WHAT IS EXPECTED ->
In the data below, find each line containing the string "Canada" and return it.

━━━━━━━━

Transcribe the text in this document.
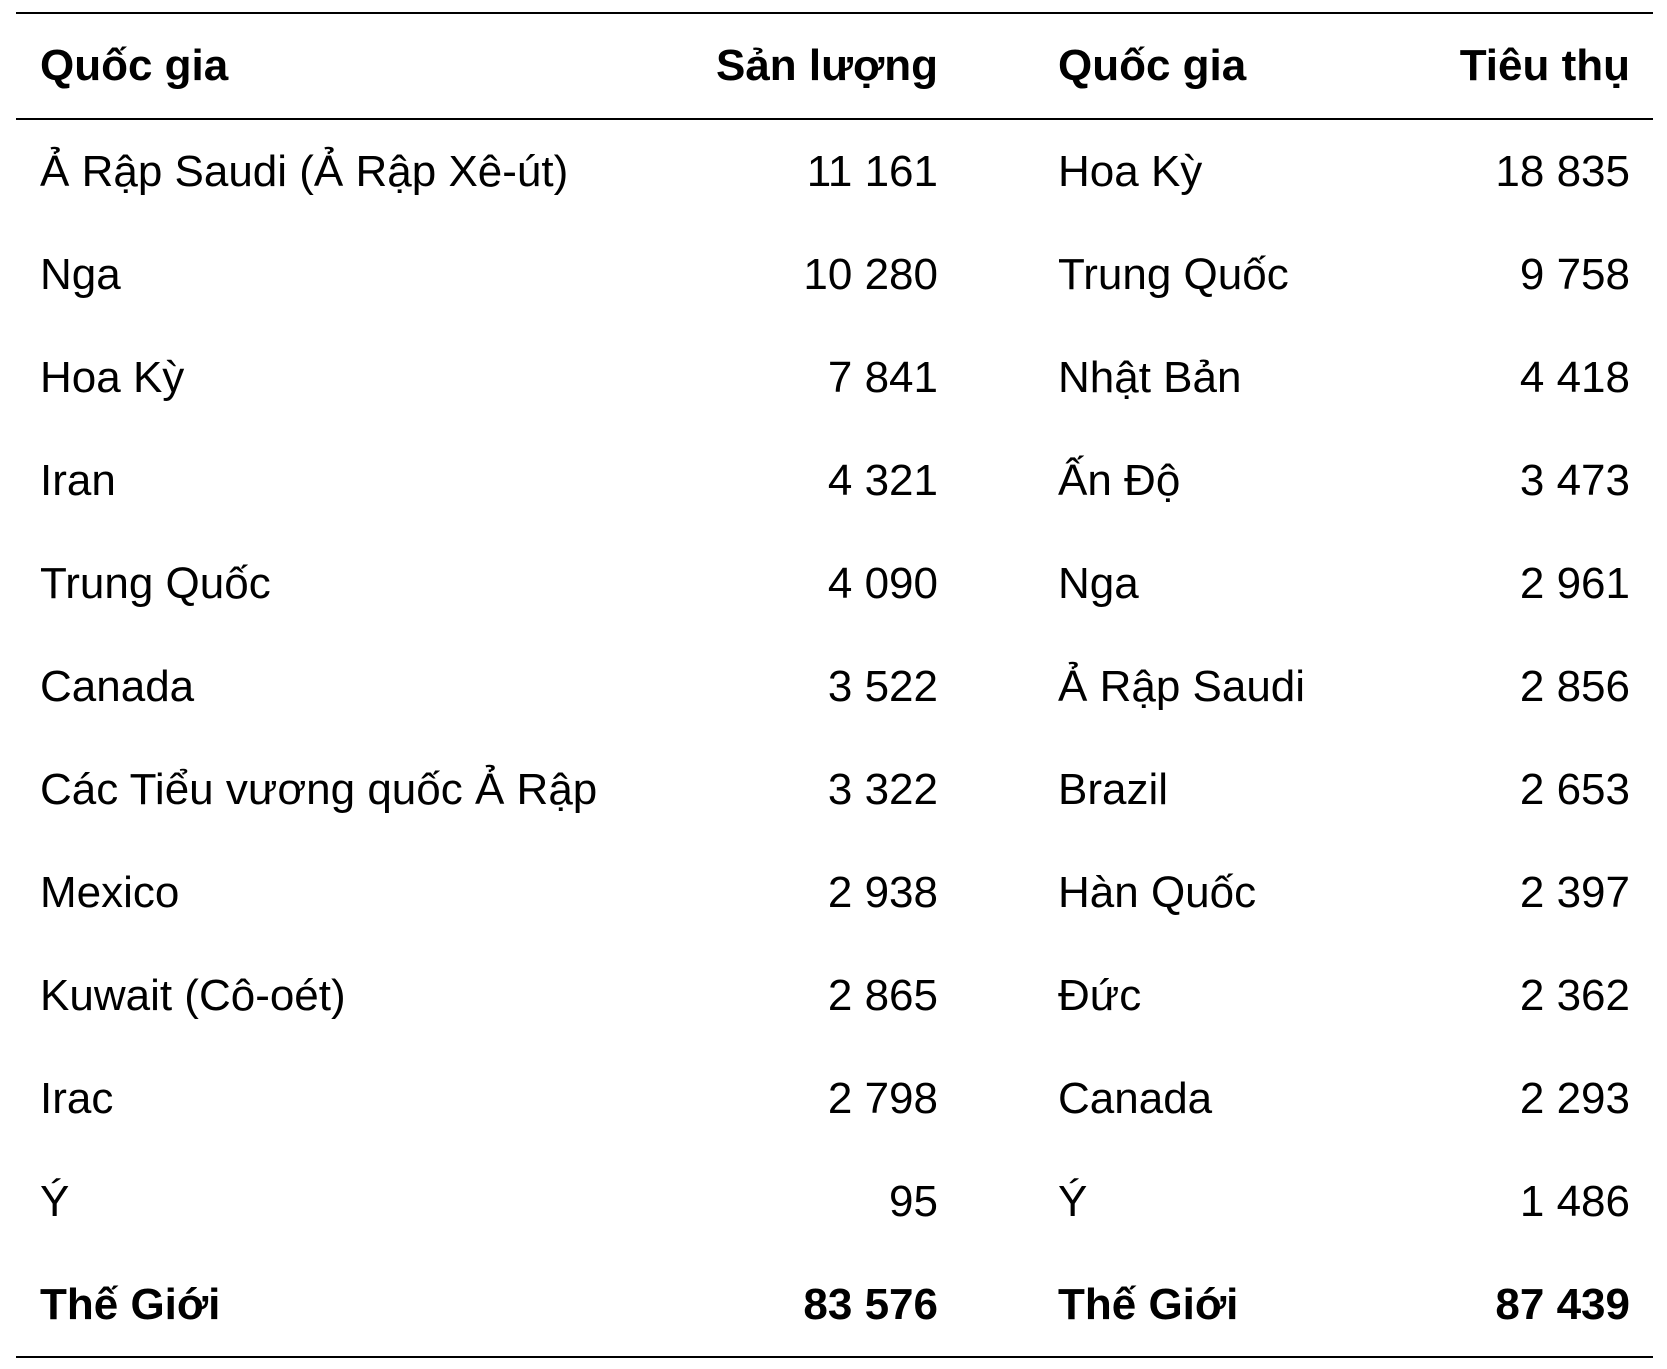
Quốc gia	Sản lượng	Quốc gia	Tiêu thụ
Ả Rập Saudi (Ả Rập Xê-út)	11 161	Hoa Kỳ	18 835
Nga	10 280	Trung Quốc	9 758
Hoa Kỳ	7 841	Nhật Bản	4 418
Iran	4 321	Ấn Độ	3 473
Trung Quốc	4 090	Nga	2 961
Canada	3 522	Ả Rập Saudi	2 856
Các Tiểu vương quốc Ả Rập	3 322	Brazil	2 653
Mexico	2 938	Hàn Quốc	2 397
Kuwait (Cô-oét)	2 865	Đức	2 362
Irac	2 798	Canada	2 293
Ý	95	Ý	1 486
Thế Giới	83 576	Thế Giới	87 439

━━━━━━━━

OUTPUT FOR THIS EXERCISE ->
Canada	3 522	Ả Rập Saudi	2 856
Irac	2 798	Canada	2 293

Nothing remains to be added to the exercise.